_Given task_
Give the number of lines in this listing that contain the word "Helpdesk", and nothing else.

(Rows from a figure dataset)
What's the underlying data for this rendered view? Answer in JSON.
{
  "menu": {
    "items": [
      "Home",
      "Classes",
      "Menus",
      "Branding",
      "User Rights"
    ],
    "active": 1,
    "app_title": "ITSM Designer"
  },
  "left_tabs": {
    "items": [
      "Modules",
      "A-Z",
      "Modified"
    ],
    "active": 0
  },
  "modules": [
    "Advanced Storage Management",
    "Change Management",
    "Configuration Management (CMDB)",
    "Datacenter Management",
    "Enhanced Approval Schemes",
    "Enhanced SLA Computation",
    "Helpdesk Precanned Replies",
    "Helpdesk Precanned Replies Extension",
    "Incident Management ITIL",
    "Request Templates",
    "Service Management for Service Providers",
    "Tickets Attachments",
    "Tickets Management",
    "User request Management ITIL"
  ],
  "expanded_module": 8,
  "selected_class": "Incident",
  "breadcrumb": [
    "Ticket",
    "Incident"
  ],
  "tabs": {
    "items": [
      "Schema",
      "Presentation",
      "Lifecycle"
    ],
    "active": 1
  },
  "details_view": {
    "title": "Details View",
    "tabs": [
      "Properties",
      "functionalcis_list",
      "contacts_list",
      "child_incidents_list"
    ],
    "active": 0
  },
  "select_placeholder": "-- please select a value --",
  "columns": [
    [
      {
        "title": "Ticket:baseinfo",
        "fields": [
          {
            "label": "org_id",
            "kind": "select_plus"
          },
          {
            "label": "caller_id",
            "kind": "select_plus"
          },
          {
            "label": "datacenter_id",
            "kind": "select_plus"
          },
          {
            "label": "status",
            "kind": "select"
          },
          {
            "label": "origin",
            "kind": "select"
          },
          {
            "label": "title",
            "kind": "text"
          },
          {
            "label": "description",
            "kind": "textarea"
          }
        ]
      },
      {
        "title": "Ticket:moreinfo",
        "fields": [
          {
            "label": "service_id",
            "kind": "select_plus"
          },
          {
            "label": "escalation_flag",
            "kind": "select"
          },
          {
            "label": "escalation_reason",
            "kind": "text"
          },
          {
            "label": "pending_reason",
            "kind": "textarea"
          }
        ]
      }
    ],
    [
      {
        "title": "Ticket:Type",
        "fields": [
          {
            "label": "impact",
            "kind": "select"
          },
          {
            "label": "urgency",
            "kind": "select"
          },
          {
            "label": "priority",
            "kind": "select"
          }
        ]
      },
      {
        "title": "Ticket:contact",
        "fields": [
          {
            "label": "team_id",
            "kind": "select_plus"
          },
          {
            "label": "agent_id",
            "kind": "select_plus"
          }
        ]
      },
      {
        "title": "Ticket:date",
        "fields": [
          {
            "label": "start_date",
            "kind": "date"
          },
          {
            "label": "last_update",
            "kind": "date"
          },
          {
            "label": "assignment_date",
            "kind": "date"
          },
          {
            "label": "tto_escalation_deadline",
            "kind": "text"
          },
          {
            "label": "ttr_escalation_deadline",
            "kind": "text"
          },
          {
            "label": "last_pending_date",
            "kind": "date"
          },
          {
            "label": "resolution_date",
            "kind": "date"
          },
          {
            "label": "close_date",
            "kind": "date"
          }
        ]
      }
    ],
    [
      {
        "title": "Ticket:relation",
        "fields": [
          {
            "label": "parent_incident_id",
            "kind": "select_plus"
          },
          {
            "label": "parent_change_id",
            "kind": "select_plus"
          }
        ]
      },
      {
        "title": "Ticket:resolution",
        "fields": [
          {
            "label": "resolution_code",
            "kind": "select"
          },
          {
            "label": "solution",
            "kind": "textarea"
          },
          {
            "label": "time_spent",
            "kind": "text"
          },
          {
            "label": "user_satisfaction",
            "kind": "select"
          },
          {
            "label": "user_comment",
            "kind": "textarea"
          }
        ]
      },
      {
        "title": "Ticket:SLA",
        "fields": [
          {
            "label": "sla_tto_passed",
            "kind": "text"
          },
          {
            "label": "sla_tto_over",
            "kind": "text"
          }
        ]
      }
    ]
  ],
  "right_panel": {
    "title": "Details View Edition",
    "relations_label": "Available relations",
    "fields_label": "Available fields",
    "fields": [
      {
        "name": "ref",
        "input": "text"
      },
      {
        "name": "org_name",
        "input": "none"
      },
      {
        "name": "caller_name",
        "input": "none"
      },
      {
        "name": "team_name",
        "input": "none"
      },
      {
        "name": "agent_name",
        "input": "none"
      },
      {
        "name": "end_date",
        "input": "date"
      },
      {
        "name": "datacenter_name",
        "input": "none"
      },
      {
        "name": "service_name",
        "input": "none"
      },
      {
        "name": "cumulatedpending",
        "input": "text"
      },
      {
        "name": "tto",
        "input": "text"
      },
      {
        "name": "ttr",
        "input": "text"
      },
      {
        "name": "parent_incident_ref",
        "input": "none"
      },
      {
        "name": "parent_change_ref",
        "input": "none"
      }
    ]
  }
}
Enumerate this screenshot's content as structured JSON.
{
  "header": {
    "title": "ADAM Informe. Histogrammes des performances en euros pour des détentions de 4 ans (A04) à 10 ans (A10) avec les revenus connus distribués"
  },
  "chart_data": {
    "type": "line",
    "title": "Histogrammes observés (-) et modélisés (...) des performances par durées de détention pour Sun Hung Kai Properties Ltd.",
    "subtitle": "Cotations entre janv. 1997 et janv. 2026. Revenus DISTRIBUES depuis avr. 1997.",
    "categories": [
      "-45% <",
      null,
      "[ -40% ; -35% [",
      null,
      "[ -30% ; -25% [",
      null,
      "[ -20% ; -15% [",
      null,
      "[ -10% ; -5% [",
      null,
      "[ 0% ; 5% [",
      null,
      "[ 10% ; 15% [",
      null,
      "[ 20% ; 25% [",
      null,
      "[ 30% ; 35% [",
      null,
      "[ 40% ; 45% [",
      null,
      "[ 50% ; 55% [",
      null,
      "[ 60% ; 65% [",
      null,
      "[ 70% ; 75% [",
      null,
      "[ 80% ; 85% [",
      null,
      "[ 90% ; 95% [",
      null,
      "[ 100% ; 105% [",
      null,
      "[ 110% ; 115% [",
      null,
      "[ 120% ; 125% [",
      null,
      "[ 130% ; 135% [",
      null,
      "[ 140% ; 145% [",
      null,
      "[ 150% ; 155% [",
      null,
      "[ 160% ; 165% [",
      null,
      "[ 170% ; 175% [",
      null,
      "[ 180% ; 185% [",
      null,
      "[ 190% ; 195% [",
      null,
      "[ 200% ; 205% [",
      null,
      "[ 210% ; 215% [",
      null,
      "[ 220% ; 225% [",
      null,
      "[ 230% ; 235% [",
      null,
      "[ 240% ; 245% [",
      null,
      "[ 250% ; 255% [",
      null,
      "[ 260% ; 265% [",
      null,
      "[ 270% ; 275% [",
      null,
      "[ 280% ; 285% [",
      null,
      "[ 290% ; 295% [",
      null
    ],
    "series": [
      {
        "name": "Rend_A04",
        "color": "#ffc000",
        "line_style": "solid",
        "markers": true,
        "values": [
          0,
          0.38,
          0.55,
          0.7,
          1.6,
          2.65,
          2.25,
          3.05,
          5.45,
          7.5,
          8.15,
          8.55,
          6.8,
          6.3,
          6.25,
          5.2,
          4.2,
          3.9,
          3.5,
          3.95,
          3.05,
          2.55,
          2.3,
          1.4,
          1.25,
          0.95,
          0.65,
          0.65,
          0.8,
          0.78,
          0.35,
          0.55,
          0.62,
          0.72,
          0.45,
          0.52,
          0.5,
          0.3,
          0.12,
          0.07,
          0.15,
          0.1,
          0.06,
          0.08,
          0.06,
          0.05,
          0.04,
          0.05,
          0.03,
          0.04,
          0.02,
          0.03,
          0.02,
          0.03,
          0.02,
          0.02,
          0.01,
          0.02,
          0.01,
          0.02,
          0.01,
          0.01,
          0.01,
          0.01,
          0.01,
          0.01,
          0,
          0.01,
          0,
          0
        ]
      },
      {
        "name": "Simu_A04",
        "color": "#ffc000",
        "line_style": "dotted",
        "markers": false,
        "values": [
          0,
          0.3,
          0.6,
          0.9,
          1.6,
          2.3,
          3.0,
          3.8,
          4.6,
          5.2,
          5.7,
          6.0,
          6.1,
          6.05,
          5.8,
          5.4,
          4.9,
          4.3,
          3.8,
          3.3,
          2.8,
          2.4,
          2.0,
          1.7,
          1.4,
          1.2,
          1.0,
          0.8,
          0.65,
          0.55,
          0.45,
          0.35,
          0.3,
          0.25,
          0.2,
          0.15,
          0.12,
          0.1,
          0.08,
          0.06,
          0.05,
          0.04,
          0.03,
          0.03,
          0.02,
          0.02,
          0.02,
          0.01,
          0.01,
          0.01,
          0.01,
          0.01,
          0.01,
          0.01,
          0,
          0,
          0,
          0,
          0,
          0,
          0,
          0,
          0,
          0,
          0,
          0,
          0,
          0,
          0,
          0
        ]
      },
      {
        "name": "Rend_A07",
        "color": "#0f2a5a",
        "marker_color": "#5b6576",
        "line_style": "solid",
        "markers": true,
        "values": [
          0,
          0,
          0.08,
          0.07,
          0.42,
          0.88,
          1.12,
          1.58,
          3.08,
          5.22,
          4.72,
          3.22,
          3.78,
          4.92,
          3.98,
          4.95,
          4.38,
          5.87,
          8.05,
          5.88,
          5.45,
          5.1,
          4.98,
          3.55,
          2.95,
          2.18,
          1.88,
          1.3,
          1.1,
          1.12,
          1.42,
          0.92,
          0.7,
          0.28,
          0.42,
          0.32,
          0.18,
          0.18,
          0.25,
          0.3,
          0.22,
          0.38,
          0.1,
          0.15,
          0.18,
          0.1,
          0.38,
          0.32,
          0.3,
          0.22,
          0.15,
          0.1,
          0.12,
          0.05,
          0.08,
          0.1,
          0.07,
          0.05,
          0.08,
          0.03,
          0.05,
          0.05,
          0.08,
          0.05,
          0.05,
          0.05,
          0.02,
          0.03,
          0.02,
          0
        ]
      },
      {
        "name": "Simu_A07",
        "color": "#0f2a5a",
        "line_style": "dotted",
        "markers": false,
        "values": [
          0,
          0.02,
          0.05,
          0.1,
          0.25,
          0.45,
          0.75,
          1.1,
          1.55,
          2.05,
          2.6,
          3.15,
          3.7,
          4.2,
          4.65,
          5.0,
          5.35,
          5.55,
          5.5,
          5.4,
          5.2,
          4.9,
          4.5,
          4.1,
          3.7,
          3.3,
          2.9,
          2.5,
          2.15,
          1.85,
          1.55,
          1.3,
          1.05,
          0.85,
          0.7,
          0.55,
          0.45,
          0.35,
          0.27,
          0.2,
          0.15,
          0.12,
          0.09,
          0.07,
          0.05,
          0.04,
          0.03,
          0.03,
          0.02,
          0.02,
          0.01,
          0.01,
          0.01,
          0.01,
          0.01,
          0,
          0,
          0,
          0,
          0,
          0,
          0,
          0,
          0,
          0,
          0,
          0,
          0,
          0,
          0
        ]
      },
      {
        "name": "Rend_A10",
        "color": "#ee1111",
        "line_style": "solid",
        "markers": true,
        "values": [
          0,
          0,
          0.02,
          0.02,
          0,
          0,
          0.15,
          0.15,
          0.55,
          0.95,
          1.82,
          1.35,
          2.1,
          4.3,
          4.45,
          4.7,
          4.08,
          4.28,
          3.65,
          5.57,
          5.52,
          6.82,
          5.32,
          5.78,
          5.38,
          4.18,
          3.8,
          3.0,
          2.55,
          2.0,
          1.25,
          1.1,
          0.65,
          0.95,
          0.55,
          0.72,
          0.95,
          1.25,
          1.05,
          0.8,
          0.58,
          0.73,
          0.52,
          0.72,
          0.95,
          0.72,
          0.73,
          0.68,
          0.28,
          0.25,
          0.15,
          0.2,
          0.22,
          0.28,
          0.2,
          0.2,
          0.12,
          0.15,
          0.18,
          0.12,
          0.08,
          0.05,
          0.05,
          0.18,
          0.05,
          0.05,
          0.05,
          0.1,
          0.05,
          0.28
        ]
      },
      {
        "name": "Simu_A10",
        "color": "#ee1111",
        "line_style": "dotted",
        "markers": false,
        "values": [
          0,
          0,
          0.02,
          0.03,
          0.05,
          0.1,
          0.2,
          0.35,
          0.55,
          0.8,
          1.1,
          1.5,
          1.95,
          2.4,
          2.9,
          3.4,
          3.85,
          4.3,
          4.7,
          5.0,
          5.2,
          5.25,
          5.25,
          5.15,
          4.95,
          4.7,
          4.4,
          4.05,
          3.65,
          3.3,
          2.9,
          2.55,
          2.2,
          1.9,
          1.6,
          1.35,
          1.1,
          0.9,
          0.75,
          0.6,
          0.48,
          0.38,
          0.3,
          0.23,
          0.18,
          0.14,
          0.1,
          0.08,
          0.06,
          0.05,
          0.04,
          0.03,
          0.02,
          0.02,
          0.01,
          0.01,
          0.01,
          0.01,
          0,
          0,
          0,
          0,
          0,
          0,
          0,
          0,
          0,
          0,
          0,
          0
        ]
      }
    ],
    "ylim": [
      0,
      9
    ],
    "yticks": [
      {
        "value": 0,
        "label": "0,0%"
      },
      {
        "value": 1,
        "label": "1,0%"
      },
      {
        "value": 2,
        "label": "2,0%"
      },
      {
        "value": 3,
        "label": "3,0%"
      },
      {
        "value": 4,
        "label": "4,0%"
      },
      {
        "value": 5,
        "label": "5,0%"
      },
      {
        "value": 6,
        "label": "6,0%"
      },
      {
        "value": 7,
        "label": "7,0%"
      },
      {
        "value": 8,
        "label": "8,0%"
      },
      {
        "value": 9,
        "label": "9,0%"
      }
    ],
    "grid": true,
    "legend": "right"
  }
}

_Written response_
2